### Dataset excerpt

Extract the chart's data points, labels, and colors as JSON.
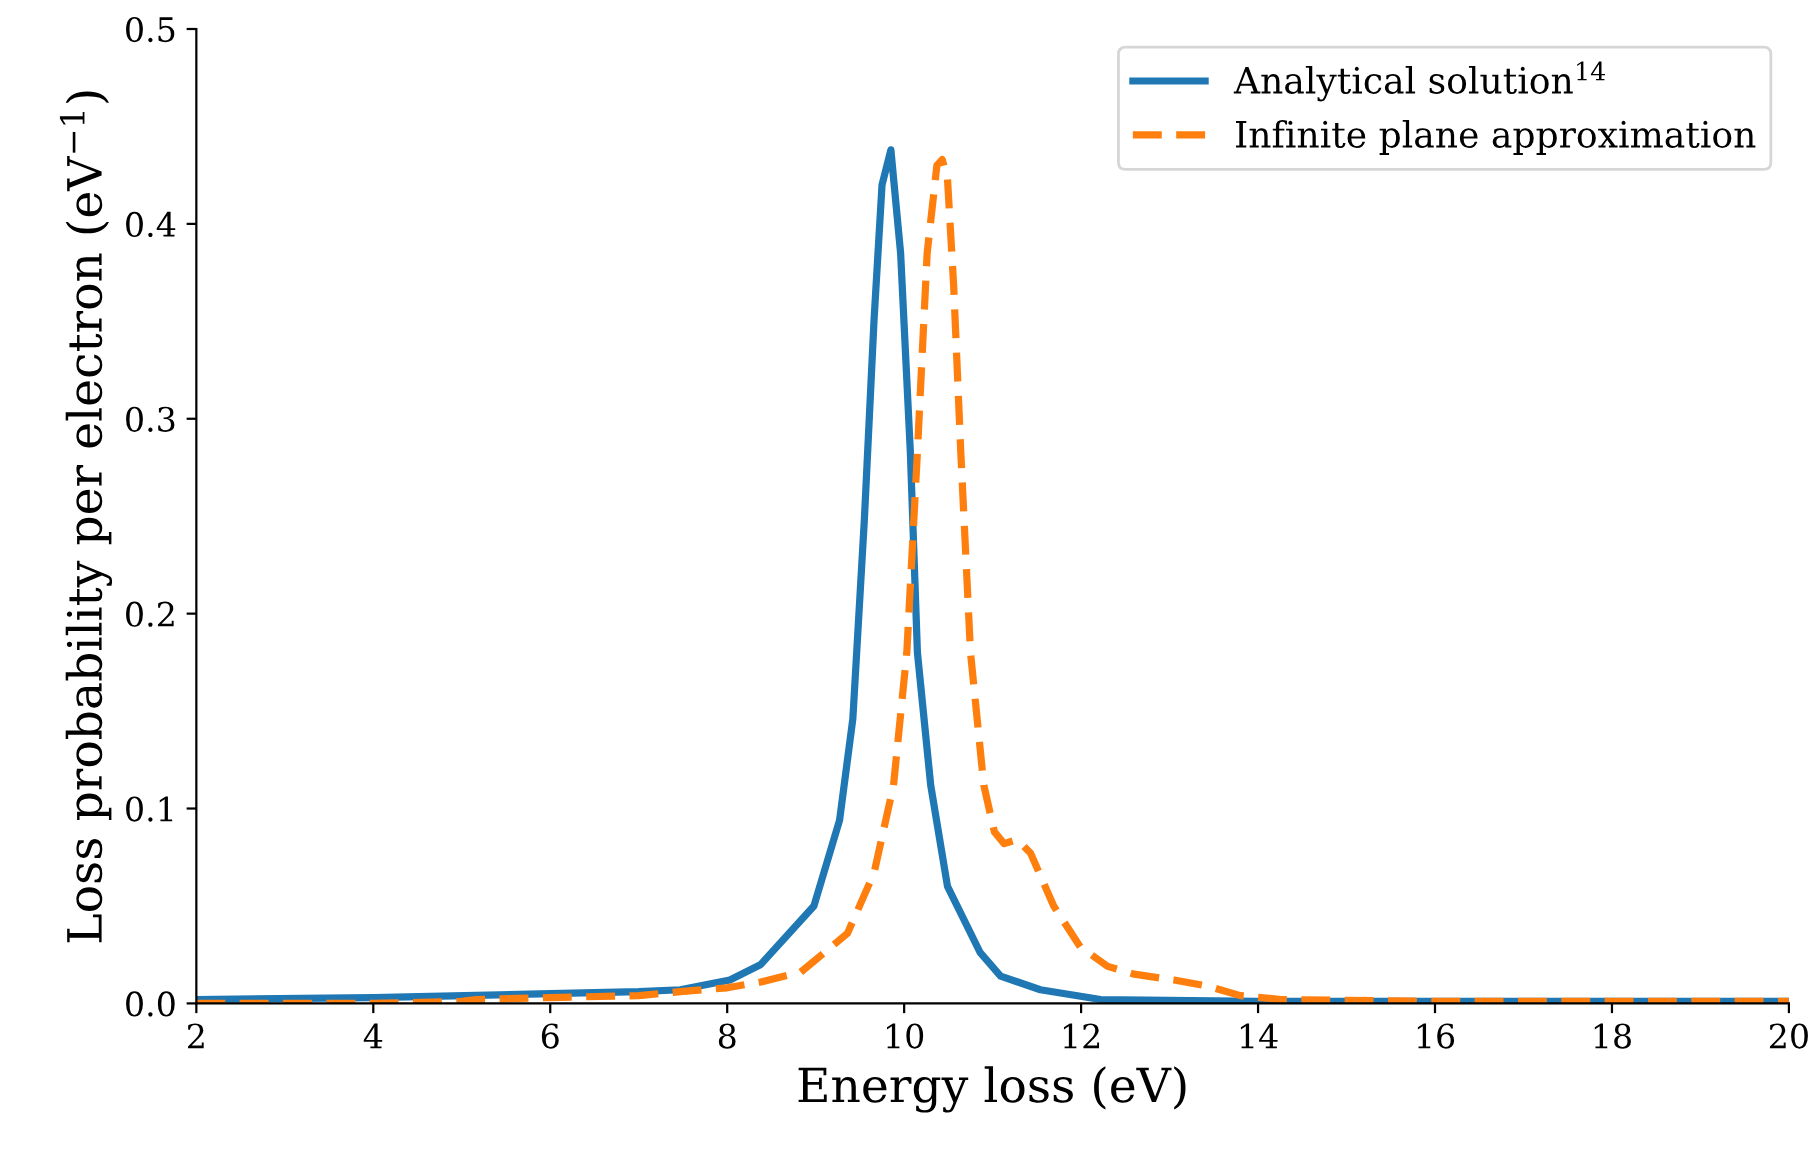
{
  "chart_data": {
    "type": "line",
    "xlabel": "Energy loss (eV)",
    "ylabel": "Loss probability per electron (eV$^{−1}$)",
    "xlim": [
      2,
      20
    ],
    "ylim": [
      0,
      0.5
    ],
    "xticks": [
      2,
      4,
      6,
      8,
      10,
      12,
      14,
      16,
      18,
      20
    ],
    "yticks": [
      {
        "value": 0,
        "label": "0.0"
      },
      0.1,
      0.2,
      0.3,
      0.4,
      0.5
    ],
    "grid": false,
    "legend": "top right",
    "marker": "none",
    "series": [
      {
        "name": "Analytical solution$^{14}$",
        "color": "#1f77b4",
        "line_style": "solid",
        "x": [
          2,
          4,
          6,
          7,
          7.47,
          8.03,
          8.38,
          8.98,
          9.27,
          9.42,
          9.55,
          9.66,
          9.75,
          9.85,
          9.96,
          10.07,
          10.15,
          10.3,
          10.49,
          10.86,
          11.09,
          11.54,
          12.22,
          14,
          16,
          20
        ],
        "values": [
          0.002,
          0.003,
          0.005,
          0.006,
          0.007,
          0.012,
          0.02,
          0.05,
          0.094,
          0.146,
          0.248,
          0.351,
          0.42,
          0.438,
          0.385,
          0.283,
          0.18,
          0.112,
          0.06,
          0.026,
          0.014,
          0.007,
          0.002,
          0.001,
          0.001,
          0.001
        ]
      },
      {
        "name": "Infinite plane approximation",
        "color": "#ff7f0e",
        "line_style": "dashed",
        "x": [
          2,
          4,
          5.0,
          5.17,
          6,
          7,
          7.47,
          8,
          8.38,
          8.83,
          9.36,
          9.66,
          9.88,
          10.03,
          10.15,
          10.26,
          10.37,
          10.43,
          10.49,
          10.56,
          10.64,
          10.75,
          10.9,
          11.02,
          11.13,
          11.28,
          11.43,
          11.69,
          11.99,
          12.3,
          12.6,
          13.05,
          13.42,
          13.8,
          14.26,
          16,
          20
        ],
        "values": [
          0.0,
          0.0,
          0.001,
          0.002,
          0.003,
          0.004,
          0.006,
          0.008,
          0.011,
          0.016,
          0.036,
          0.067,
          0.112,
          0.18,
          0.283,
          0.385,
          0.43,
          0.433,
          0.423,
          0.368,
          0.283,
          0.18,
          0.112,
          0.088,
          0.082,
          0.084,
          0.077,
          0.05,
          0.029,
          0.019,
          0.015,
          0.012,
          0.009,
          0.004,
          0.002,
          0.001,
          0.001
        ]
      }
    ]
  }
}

### WRITTEN EXERCISE
Pictures are not part of the copy; output everything else in the records exactly.

### RESPONSE TO THE EXERCISE
Extract the chart's data points, labels, and colors as JSON.
{
  "chart_data": {
    "type": "line",
    "xlabel": "Energy loss (eV)",
    "ylabel": "Loss probability per electron (eV$^{−1}$)",
    "xlim": [
      2,
      20
    ],
    "ylim": [
      0,
      0.5
    ],
    "xticks": [
      2,
      4,
      6,
      8,
      10,
      12,
      14,
      16,
      18,
      20
    ],
    "yticks": [
      {
        "value": 0,
        "label": "0.0"
      },
      0.1,
      0.2,
      0.3,
      0.4,
      0.5
    ],
    "grid": false,
    "legend": "top right",
    "marker": "none",
    "series": [
      {
        "name": "Analytical solution$^{14}$",
        "color": "#1f77b4",
        "line_style": "solid",
        "x": [
          2,
          4,
          6,
          7,
          7.47,
          8.03,
          8.38,
          8.98,
          9.27,
          9.42,
          9.55,
          9.66,
          9.75,
          9.85,
          9.96,
          10.07,
          10.15,
          10.3,
          10.49,
          10.86,
          11.09,
          11.54,
          12.22,
          14,
          16,
          20
        ],
        "values": [
          0.002,
          0.003,
          0.005,
          0.006,
          0.007,
          0.012,
          0.02,
          0.05,
          0.094,
          0.146,
          0.248,
          0.351,
          0.42,
          0.438,
          0.385,
          0.283,
          0.18,
          0.112,
          0.06,
          0.026,
          0.014,
          0.007,
          0.002,
          0.001,
          0.001,
          0.001
        ]
      },
      {
        "name": "Infinite plane approximation",
        "color": "#ff7f0e",
        "line_style": "dashed",
        "x": [
          2,
          4,
          5.0,
          5.17,
          6,
          7,
          7.47,
          8,
          8.38,
          8.83,
          9.36,
          9.66,
          9.88,
          10.03,
          10.15,
          10.26,
          10.37,
          10.43,
          10.49,
          10.56,
          10.64,
          10.75,
          10.9,
          11.02,
          11.13,
          11.28,
          11.43,
          11.69,
          11.99,
          12.3,
          12.6,
          13.05,
          13.42,
          13.8,
          14.26,
          16,
          20
        ],
        "values": [
          0.0,
          0.0,
          0.001,
          0.002,
          0.003,
          0.004,
          0.006,
          0.008,
          0.011,
          0.016,
          0.036,
          0.067,
          0.112,
          0.18,
          0.283,
          0.385,
          0.43,
          0.433,
          0.423,
          0.368,
          0.283,
          0.18,
          0.112,
          0.088,
          0.082,
          0.084,
          0.077,
          0.05,
          0.029,
          0.019,
          0.015,
          0.012,
          0.009,
          0.004,
          0.002,
          0.001,
          0.001
        ]
      }
    ]
  }
}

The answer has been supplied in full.